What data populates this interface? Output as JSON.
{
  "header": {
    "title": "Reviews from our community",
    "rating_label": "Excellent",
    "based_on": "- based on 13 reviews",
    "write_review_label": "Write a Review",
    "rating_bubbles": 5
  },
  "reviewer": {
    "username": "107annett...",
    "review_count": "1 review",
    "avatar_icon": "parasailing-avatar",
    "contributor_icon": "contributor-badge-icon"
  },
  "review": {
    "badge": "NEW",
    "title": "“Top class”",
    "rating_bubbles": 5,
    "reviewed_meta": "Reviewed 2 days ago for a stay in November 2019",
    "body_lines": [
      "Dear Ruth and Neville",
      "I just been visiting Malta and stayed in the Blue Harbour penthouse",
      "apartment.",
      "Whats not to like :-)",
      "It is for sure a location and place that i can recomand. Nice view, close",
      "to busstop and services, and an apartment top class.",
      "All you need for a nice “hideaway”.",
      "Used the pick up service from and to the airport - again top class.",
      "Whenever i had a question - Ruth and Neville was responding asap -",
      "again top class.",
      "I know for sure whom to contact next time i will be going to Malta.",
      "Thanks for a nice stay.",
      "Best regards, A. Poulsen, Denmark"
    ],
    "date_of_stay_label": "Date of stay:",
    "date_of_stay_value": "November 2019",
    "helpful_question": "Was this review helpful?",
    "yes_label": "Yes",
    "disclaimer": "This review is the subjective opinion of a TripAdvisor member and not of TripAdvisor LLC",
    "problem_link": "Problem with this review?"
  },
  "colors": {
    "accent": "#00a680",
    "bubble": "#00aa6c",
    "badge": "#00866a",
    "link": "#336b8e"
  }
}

○ ○ ○ ○ ○ ○ ○

◆ **Objective**
Pick every line with "sure" in it and copy it.

◆ **Reply to the task**
      "It is for sure a location and place that i can recomand. Nice view, close",
      "I know for sure whom to contact next time i will be going to Malta.",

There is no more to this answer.